Extracted records
-------------------------
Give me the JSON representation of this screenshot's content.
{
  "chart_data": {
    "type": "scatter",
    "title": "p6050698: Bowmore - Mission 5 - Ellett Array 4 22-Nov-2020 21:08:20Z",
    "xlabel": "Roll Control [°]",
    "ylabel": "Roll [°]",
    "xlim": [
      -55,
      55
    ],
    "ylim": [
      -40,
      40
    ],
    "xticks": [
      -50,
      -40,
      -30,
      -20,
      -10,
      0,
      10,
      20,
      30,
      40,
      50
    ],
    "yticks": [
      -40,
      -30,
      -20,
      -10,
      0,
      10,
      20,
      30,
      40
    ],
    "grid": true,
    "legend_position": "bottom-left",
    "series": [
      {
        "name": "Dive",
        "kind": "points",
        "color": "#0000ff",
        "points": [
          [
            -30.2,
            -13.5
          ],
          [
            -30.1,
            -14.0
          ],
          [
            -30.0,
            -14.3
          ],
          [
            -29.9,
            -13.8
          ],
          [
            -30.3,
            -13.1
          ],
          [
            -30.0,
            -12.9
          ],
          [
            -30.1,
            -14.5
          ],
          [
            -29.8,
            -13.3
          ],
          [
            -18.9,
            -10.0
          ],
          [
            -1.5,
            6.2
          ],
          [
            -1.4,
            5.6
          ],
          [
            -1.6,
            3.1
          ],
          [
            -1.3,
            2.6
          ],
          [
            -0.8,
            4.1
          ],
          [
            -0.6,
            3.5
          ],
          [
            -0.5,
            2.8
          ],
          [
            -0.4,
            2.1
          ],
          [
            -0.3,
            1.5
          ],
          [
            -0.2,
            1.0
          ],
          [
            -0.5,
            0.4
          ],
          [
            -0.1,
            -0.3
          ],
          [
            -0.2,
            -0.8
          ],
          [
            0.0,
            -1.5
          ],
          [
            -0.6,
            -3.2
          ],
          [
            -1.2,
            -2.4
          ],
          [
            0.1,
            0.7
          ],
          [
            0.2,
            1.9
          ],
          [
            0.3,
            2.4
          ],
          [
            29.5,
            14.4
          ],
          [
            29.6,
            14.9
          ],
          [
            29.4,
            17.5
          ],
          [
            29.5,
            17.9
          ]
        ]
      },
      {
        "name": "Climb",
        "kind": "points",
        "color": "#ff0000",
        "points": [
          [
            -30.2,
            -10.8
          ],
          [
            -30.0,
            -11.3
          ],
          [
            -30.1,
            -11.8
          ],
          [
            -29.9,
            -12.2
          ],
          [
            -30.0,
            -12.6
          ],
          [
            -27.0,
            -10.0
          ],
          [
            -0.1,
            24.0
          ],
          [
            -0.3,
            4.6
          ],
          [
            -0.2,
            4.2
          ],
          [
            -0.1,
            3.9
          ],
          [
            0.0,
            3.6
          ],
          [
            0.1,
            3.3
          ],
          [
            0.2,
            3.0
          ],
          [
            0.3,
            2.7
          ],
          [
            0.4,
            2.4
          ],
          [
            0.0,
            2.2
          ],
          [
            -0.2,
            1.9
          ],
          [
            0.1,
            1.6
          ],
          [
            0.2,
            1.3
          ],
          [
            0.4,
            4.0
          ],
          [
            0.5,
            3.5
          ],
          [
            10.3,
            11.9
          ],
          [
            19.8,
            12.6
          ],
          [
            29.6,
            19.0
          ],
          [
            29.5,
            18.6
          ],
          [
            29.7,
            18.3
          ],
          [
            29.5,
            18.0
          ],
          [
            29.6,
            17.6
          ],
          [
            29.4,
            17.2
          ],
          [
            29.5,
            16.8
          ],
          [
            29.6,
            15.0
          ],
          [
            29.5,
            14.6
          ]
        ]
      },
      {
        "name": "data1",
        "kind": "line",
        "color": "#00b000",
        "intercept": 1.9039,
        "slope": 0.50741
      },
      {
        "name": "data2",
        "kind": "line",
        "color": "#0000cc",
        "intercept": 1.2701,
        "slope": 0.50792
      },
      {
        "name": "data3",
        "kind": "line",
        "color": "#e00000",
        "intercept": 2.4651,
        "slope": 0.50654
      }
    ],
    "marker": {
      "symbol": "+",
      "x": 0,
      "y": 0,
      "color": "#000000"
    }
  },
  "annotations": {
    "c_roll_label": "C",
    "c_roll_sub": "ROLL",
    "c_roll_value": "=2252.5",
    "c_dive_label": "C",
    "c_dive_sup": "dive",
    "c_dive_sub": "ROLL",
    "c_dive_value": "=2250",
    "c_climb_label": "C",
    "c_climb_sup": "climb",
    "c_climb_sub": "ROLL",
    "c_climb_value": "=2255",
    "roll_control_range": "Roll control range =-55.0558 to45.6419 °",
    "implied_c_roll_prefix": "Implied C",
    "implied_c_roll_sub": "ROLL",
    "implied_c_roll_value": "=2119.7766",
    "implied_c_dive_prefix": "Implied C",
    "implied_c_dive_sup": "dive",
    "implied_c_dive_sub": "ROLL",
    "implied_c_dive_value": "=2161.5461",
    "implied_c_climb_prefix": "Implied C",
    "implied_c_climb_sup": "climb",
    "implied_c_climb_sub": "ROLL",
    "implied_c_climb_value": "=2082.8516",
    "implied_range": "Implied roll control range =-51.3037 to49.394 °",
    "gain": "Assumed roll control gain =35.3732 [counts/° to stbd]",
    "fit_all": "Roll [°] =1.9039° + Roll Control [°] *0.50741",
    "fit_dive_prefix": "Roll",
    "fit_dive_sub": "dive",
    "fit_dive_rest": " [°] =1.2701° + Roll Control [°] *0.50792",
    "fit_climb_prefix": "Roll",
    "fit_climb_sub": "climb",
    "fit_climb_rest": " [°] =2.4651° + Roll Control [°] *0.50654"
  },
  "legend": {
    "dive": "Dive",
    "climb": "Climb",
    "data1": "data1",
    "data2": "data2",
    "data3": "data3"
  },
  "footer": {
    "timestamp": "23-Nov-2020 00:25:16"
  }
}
-------------------------
Each line of the material must be restated exactly.

Give me the JSON representation of this screenshot's content.
{
  "chart_data": {
    "type": "scatter",
    "title": "p6050698: Bowmore - Mission 5 - Ellett Array 4 22-Nov-2020 21:08:20Z",
    "xlabel": "Roll Control [°]",
    "ylabel": "Roll [°]",
    "xlim": [
      -55,
      55
    ],
    "ylim": [
      -40,
      40
    ],
    "xticks": [
      -50,
      -40,
      -30,
      -20,
      -10,
      0,
      10,
      20,
      30,
      40,
      50
    ],
    "yticks": [
      -40,
      -30,
      -20,
      -10,
      0,
      10,
      20,
      30,
      40
    ],
    "grid": true,
    "legend_position": "bottom-left",
    "series": [
      {
        "name": "Dive",
        "kind": "points",
        "color": "#0000ff",
        "points": [
          [
            -30.2,
            -13.5
          ],
          [
            -30.1,
            -14.0
          ],
          [
            -30.0,
            -14.3
          ],
          [
            -29.9,
            -13.8
          ],
          [
            -30.3,
            -13.1
          ],
          [
            -30.0,
            -12.9
          ],
          [
            -30.1,
            -14.5
          ],
          [
            -29.8,
            -13.3
          ],
          [
            -18.9,
            -10.0
          ],
          [
            -1.5,
            6.2
          ],
          [
            -1.4,
            5.6
          ],
          [
            -1.6,
            3.1
          ],
          [
            -1.3,
            2.6
          ],
          [
            -0.8,
            4.1
          ],
          [
            -0.6,
            3.5
          ],
          [
            -0.5,
            2.8
          ],
          [
            -0.4,
            2.1
          ],
          [
            -0.3,
            1.5
          ],
          [
            -0.2,
            1.0
          ],
          [
            -0.5,
            0.4
          ],
          [
            -0.1,
            -0.3
          ],
          [
            -0.2,
            -0.8
          ],
          [
            0.0,
            -1.5
          ],
          [
            -0.6,
            -3.2
          ],
          [
            -1.2,
            -2.4
          ],
          [
            0.1,
            0.7
          ],
          [
            0.2,
            1.9
          ],
          [
            0.3,
            2.4
          ],
          [
            29.5,
            14.4
          ],
          [
            29.6,
            14.9
          ],
          [
            29.4,
            17.5
          ],
          [
            29.5,
            17.9
          ]
        ]
      },
      {
        "name": "Climb",
        "kind": "points",
        "color": "#ff0000",
        "points": [
          [
            -30.2,
            -10.8
          ],
          [
            -30.0,
            -11.3
          ],
          [
            -30.1,
            -11.8
          ],
          [
            -29.9,
            -12.2
          ],
          [
            -30.0,
            -12.6
          ],
          [
            -27.0,
            -10.0
          ],
          [
            -0.1,
            24.0
          ],
          [
            -0.3,
            4.6
          ],
          [
            -0.2,
            4.2
          ],
          [
            -0.1,
            3.9
          ],
          [
            0.0,
            3.6
          ],
          [
            0.1,
            3.3
          ],
          [
            0.2,
            3.0
          ],
          [
            0.3,
            2.7
          ],
          [
            0.4,
            2.4
          ],
          [
            0.0,
            2.2
          ],
          [
            -0.2,
            1.9
          ],
          [
            0.1,
            1.6
          ],
          [
            0.2,
            1.3
          ],
          [
            0.4,
            4.0
          ],
          [
            0.5,
            3.5
          ],
          [
            10.3,
            11.9
          ],
          [
            19.8,
            12.6
          ],
          [
            29.6,
            19.0
          ],
          [
            29.5,
            18.6
          ],
          [
            29.7,
            18.3
          ],
          [
            29.5,
            18.0
          ],
          [
            29.6,
            17.6
          ],
          [
            29.4,
            17.2
          ],
          [
            29.5,
            16.8
          ],
          [
            29.6,
            15.0
          ],
          [
            29.5,
            14.6
          ]
        ]
      },
      {
        "name": "data1",
        "kind": "line",
        "color": "#00b000",
        "intercept": 1.9039,
        "slope": 0.50741
      },
      {
        "name": "data2",
        "kind": "line",
        "color": "#0000cc",
        "intercept": 1.2701,
        "slope": 0.50792
      },
      {
        "name": "data3",
        "kind": "line",
        "color": "#e00000",
        "intercept": 2.4651,
        "slope": 0.50654
      }
    ],
    "marker": {
      "symbol": "+",
      "x": 0,
      "y": 0,
      "color": "#000000"
    }
  },
  "annotations": {
    "c_roll_label": "C",
    "c_roll_sub": "ROLL",
    "c_roll_value": "=2252.5",
    "c_dive_label": "C",
    "c_dive_sup": "dive",
    "c_dive_sub": "ROLL",
    "c_dive_value": "=2250",
    "c_climb_label": "C",
    "c_climb_sup": "climb",
    "c_climb_sub": "ROLL",
    "c_climb_value": "=2255",
    "roll_control_range": "Roll control range =-55.0558 to45.6419 °",
    "implied_c_roll_prefix": "Implied C",
    "implied_c_roll_sub": "ROLL",
    "implied_c_roll_value": "=2119.7766",
    "implied_c_dive_prefix": "Implied C",
    "implied_c_dive_sup": "dive",
    "implied_c_dive_sub": "ROLL",
    "implied_c_dive_value": "=2161.5461",
    "implied_c_climb_prefix": "Implied C",
    "implied_c_climb_sup": "climb",
    "implied_c_climb_sub": "ROLL",
    "implied_c_climb_value": "=2082.8516",
    "implied_range": "Implied roll control range =-51.3037 to49.394 °",
    "gain": "Assumed roll control gain =35.3732 [counts/° to stbd]",
    "fit_all": "Roll [°] =1.9039° + Roll Control [°] *0.50741",
    "fit_dive_prefix": "Roll",
    "fit_dive_sub": "dive",
    "fit_dive_rest": " [°] =1.2701° + Roll Control [°] *0.50792",
    "fit_climb_prefix": "Roll",
    "fit_climb_sub": "climb",
    "fit_climb_rest": " [°] =2.4651° + Roll Control [°] *0.50654"
  },
  "legend": {
    "dive": "Dive",
    "climb": "Climb",
    "data1": "data1",
    "data2": "data2",
    "data3": "data3"
  },
  "footer": {
    "timestamp": "23-Nov-2020 00:25:16"
  }
}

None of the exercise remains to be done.